GIVEN PROBLEM: Among the lines below, list those containing the string "pixels".

DATA SECTION:
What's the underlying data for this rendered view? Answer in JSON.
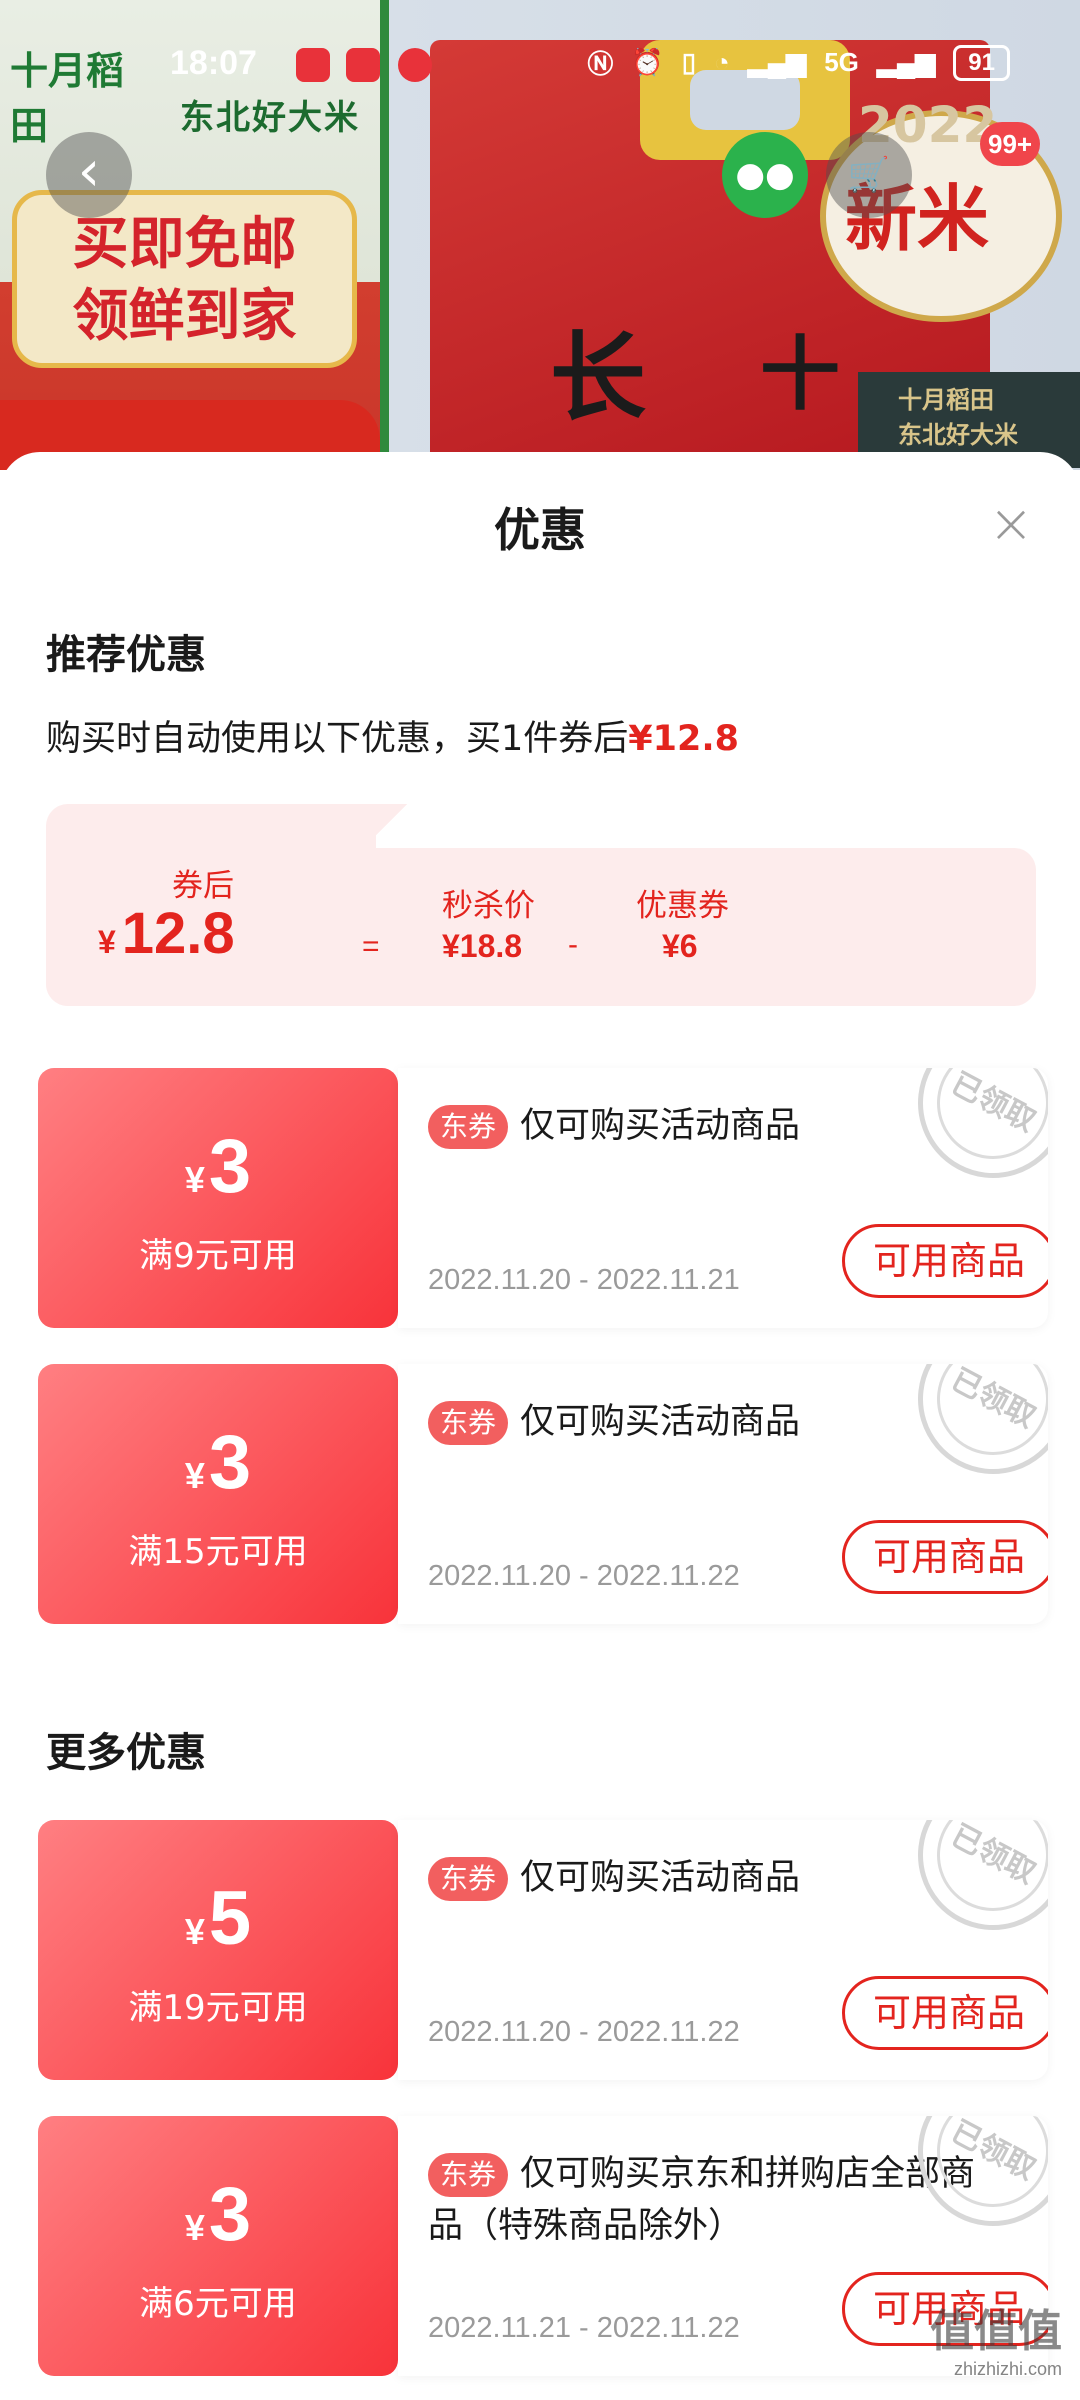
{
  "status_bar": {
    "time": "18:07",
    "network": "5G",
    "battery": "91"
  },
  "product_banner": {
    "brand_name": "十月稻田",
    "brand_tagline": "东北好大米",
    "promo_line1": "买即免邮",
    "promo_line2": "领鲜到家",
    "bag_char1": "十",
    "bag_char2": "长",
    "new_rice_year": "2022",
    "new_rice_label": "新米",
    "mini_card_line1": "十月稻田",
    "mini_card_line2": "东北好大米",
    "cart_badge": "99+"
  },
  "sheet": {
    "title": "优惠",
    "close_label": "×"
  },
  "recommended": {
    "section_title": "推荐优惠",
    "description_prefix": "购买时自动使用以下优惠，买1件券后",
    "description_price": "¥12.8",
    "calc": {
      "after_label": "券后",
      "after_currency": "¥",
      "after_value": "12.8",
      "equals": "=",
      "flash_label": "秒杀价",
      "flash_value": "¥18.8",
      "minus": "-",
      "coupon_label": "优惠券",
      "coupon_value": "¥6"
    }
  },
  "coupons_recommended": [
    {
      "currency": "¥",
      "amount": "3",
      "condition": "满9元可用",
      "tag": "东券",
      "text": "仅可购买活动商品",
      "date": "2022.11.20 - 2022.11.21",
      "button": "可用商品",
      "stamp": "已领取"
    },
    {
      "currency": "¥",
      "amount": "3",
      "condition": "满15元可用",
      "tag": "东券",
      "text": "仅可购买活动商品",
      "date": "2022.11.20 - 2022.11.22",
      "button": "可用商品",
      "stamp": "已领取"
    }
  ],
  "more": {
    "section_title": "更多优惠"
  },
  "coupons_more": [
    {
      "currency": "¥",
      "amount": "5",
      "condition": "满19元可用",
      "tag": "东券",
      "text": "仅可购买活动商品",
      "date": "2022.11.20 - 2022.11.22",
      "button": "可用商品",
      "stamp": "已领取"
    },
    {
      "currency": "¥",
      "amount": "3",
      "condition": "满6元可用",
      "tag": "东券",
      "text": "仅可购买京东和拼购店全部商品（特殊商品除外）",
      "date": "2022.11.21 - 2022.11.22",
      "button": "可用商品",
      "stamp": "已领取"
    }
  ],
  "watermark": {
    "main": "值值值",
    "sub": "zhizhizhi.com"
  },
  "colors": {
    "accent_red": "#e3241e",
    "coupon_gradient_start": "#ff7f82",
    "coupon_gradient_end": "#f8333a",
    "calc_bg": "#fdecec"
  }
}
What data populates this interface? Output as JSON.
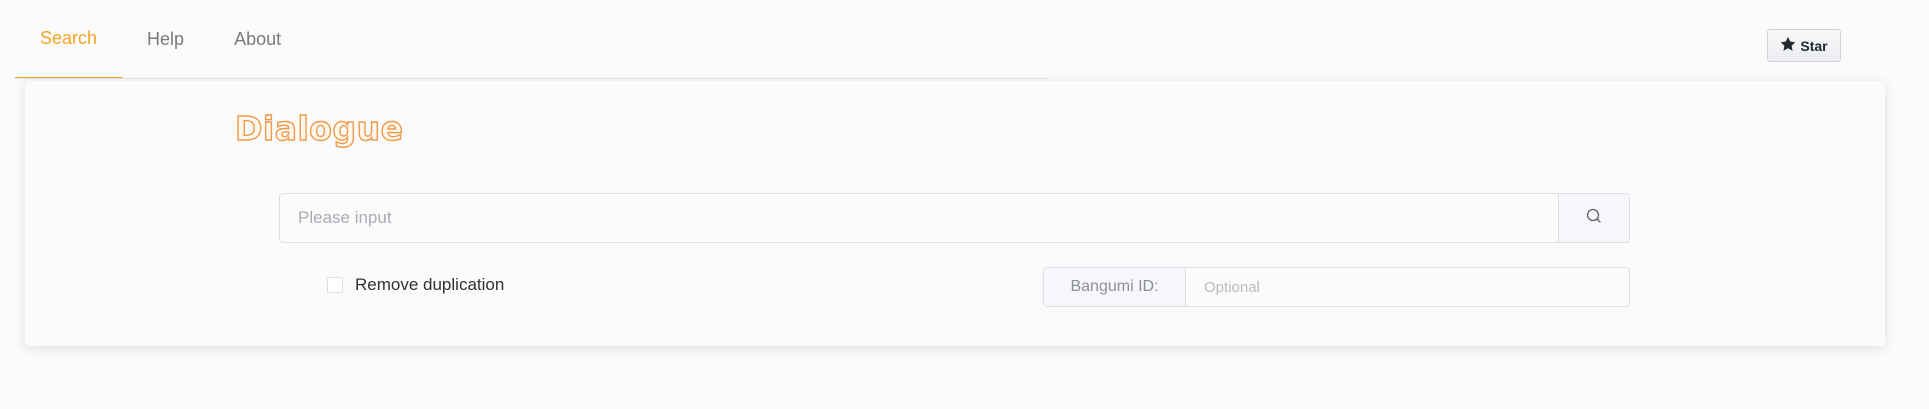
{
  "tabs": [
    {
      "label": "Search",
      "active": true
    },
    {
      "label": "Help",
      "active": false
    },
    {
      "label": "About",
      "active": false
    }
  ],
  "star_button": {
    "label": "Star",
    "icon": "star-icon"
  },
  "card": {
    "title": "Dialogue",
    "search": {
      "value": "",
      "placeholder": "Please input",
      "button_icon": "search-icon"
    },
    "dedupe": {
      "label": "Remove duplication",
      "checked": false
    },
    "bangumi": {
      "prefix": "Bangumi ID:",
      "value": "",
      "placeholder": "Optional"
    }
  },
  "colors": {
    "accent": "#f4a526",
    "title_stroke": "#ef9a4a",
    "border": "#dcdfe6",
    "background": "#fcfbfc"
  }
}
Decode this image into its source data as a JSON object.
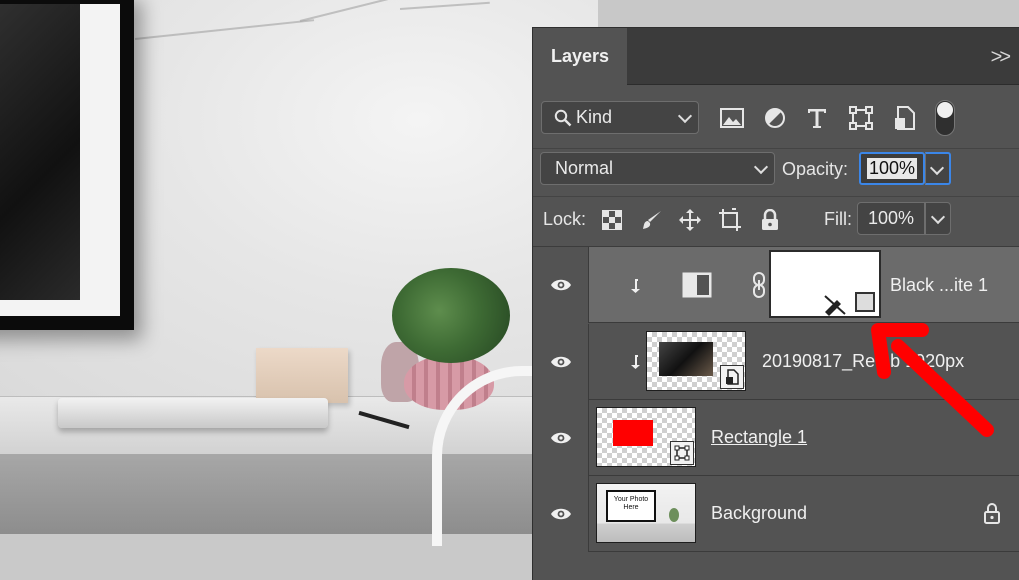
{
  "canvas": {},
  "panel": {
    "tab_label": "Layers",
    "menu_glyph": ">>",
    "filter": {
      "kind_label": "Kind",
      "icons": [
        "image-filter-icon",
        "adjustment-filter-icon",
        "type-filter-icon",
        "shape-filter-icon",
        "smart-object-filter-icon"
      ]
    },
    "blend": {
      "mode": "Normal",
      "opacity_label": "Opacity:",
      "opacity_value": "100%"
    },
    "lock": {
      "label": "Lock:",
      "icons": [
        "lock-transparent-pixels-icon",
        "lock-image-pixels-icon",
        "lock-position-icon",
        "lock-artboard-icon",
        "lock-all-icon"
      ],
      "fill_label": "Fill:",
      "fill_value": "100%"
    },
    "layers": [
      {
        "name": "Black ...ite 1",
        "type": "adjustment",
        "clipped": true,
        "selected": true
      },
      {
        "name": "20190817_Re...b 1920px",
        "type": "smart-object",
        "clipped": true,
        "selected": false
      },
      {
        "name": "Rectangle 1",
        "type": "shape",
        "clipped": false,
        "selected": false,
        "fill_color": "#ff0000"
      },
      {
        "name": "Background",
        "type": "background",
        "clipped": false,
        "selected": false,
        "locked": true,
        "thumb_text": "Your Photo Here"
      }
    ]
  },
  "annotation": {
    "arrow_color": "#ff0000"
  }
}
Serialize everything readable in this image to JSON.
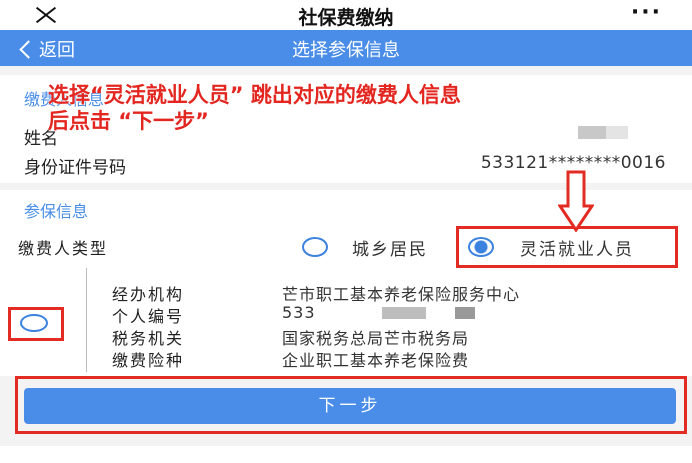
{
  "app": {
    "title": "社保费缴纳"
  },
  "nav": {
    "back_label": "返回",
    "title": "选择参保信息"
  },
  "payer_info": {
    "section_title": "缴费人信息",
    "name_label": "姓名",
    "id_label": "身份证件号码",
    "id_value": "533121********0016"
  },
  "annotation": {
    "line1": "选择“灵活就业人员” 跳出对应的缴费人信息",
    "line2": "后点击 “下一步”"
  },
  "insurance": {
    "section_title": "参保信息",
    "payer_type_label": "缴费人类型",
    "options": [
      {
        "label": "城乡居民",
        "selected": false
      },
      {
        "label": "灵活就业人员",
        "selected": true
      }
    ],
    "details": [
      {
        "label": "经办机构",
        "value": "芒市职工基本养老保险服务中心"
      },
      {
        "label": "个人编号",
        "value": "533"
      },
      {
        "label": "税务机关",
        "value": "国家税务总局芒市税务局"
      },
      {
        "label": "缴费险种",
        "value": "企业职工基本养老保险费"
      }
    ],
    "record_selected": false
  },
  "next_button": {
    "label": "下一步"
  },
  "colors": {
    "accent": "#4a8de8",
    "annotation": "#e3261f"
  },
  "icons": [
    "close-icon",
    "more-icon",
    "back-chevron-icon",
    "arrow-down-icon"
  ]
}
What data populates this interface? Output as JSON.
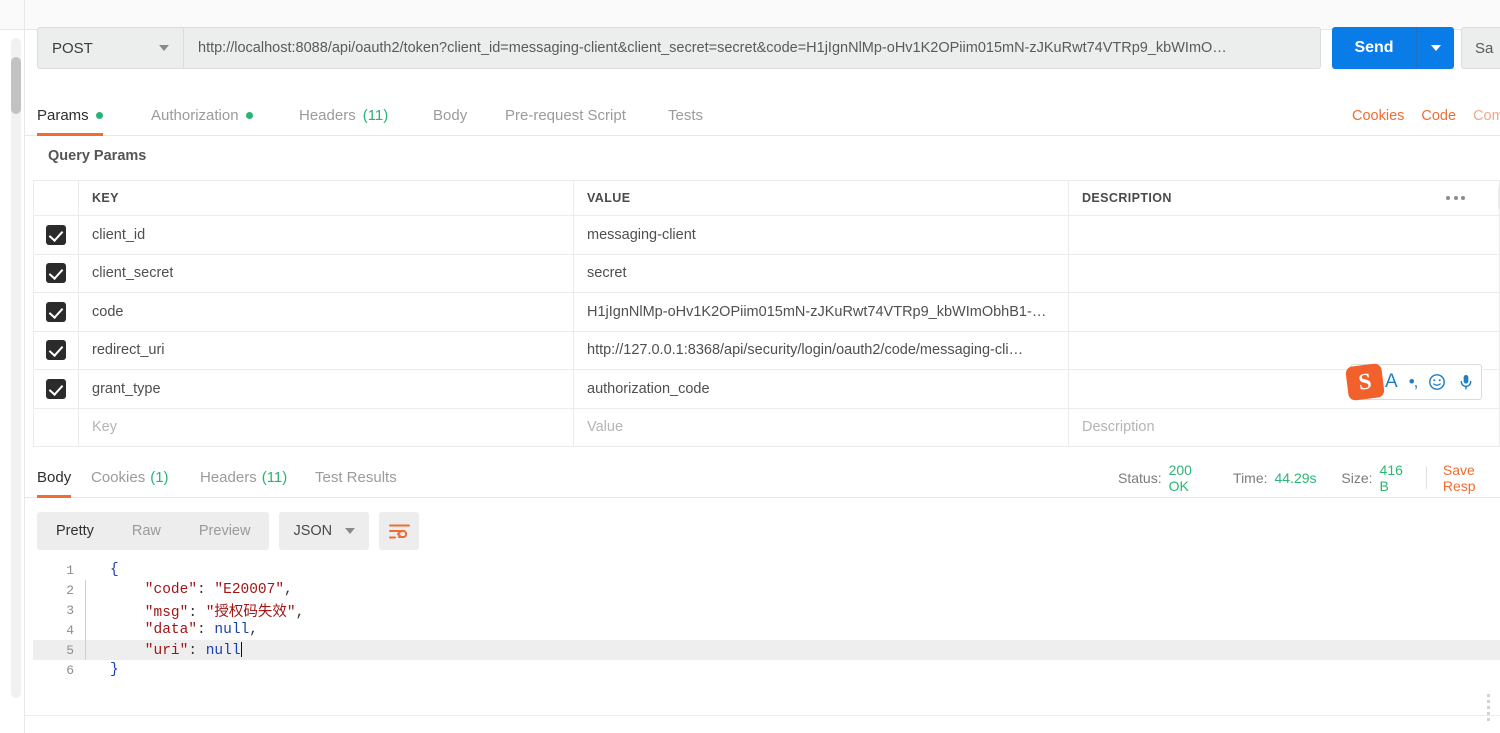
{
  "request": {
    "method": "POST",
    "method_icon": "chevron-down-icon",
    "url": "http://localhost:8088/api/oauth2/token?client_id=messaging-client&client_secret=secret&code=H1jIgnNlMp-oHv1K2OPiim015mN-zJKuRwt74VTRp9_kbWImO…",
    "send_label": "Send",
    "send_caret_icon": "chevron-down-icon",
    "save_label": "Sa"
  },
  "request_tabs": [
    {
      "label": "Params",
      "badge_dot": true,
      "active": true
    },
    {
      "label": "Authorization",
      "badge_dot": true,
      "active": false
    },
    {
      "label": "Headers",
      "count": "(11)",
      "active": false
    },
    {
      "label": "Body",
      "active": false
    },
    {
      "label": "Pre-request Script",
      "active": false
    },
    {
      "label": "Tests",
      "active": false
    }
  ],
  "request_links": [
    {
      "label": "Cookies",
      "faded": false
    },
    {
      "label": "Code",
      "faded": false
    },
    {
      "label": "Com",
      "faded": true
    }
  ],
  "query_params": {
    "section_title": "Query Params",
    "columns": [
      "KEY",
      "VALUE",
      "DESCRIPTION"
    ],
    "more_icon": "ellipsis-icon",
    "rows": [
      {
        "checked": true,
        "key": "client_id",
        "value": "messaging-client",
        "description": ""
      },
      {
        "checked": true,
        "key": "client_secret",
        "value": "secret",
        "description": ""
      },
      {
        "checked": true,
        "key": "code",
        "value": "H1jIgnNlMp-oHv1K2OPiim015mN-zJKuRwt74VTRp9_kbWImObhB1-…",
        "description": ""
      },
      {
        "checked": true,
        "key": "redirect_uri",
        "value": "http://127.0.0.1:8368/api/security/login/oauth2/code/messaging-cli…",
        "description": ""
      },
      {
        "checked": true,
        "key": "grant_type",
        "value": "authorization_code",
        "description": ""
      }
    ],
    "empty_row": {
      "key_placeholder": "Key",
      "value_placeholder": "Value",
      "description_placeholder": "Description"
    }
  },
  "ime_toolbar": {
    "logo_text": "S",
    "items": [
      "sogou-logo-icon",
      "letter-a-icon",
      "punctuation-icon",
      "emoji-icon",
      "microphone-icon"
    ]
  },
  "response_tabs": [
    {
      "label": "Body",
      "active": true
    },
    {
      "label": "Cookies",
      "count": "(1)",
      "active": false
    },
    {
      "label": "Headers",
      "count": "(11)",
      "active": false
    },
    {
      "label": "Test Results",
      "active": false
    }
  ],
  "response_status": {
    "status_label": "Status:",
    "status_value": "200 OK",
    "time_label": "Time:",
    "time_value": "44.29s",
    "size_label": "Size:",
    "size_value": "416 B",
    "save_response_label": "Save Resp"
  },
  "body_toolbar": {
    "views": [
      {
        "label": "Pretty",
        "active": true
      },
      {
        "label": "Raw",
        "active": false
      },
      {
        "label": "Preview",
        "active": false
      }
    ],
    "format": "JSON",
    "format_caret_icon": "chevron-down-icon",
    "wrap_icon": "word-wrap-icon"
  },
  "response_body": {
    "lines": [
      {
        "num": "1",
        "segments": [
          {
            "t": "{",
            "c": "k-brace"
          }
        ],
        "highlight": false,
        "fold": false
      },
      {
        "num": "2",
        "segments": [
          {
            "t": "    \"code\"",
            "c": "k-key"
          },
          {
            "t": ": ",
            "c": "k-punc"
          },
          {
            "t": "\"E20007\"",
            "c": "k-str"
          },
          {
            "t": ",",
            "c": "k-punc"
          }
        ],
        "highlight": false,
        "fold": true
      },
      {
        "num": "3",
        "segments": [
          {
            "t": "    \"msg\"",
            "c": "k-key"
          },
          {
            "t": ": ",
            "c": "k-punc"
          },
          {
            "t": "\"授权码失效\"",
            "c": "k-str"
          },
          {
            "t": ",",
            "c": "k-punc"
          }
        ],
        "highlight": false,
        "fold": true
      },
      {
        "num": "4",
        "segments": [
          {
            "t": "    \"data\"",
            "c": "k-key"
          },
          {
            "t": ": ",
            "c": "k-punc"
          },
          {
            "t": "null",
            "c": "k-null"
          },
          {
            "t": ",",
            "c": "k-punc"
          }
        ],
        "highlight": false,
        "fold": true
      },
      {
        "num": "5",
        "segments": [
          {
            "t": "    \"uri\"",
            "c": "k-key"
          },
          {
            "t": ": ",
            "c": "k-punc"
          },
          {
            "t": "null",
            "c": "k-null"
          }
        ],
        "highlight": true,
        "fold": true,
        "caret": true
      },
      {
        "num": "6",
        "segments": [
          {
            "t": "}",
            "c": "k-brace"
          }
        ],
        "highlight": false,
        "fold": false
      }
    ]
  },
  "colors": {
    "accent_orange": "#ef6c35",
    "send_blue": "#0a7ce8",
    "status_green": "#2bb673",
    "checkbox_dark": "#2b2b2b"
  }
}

OUTPUT FOR THIS TASK:
        "lock-transparent-pixels-icon",
        "lock-image-pixels-icon",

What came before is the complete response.